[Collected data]
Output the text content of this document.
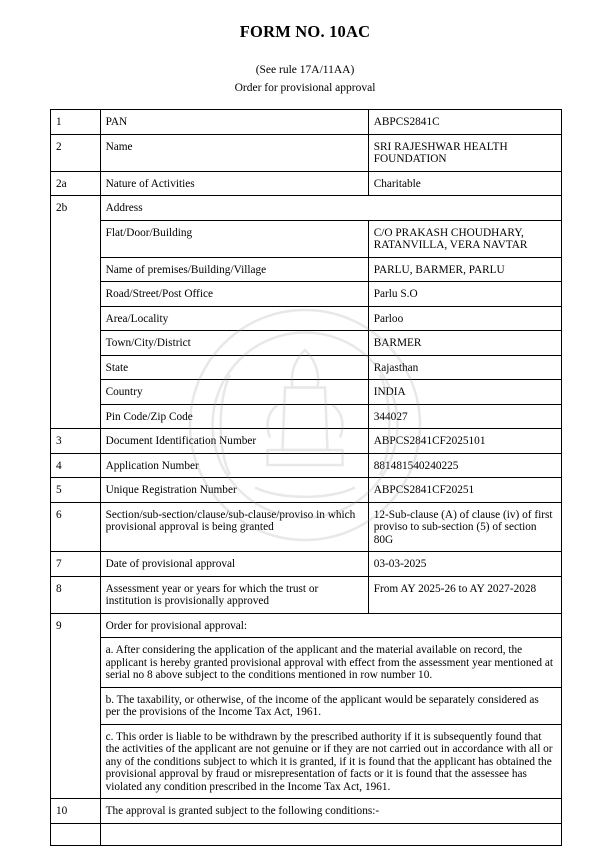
FORM NO. 10AC
(See rule 17A/11AA)
Order for provisional approval
1	PAN	ABPCS2841C
2	Name	SRI RAJESHWAR HEALTH FOUNDATION
2a	Nature of Activities	Charitable
2b	Address	
	Flat/Door/Building	C/O PRAKASH CHOUDHARY, RATANVILLA, VERA NAVTAR
	Name of premises/Building/Village	PARLU, BARMER, PARLU
	Road/Street/Post Office	Parlu S.O
	Area/Locality	Parloo
	Town/City/District	BARMER
	State	Rajasthan
	Country	INDIA
	Pin Code/Zip Code	344027
3	Document Identification Number	ABPCS2841CF2025101
4	Application Number	881481540240225
5	Unique Registration Number	ABPCS2841CF20251
6	Section/sub-section/clause/sub-clause/proviso in which provisional approval is being granted	12-Sub-clause (A) of clause (iv) of first proviso to sub-section (5) of section 80G
7	Date of provisional approval	03-03-2025
8	Assessment year or years for which the trust or institution is provisionally approved	From AY 2025-26 to AY 2027-2028
9	Order for provisional approval:	
	a. After considering the application of the applicant and the material available on record, the applicant is hereby granted provisional approval with effect from the assessment year mentioned at serial no 8 above subject to the conditions mentioned in row number 10.	
	b. The taxability, or otherwise, of the income of the applicant would be separately considered as per the provisions of the Income Tax Act, 1961.	
	c. This order is liable to be withdrawn by the prescribed authority if it is subsequently found that the activities of the applicant are not genuine or if they are not carried out in accordance with all or any of the conditions subject to which it is granted, if it is found that the applicant has obtained the provisional approval by fraud or misrepresentation of facts or it is found that the assessee has violated any condition prescribed in the Income Tax Act, 1961.	
10	The approval is granted subject to the following conditions:-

▶ [Aim of the task] Quote the entries in full. Any image among them is to be omitted from the copy.

▶ [Exercise result]
Output the text content of this document.
FORM NO. 10AC
(See rule 17A/11AA)
Order for provisional approval
1	PAN	ABPCS2841C
2	Name	SRI RAJESHWAR HEALTH FOUNDATION
2a	Nature of Activities	Charitable
2b	Address	
	Flat/Door/Building	C/O PRAKASH CHOUDHARY, RATANVILLA, VERA NAVTAR
	Name of premises/Building/Village	PARLU, BARMER, PARLU
	Road/Street/Post Office	Parlu S.O
	Area/Locality	Parloo
	Town/City/District	BARMER
	State	Rajasthan
	Country	INDIA
	Pin Code/Zip Code	344027
3	Document Identification Number	ABPCS2841CF2025101
4	Application Number	881481540240225
5	Unique Registration Number	ABPCS2841CF20251
6	Section/sub-section/clause/sub-clause/proviso in which provisional approval is being granted	12-Sub-clause (A) of clause (iv) of first proviso to sub-section (5) of section 80G
7	Date of provisional approval	03-03-2025
8	Assessment year or years for which the trust or institution is provisionally approved	From AY 2025-26 to AY 2027-2028
9	Order for provisional approval:	
	a. After considering the application of the applicant and the material available on record, the applicant is hereby granted provisional approval with effect from the assessment year mentioned at serial no 8 above subject to the conditions mentioned in row number 10.	
	b. The taxability, or otherwise, of the income of the applicant would be separately considered as per the provisions of the Income Tax Act, 1961.	
	c. This order is liable to be withdrawn by the prescribed authority if it is subsequently found that the activities of the applicant are not genuine or if they are not carried out in accordance with all or any of the conditions subject to which it is granted, if it is found that the applicant has obtained the provisional approval by fraud or misrepresentation of facts or it is found that the assessee has violated any condition prescribed in the Income Tax Act, 1961.	
10	The approval is granted subject to the following conditions:-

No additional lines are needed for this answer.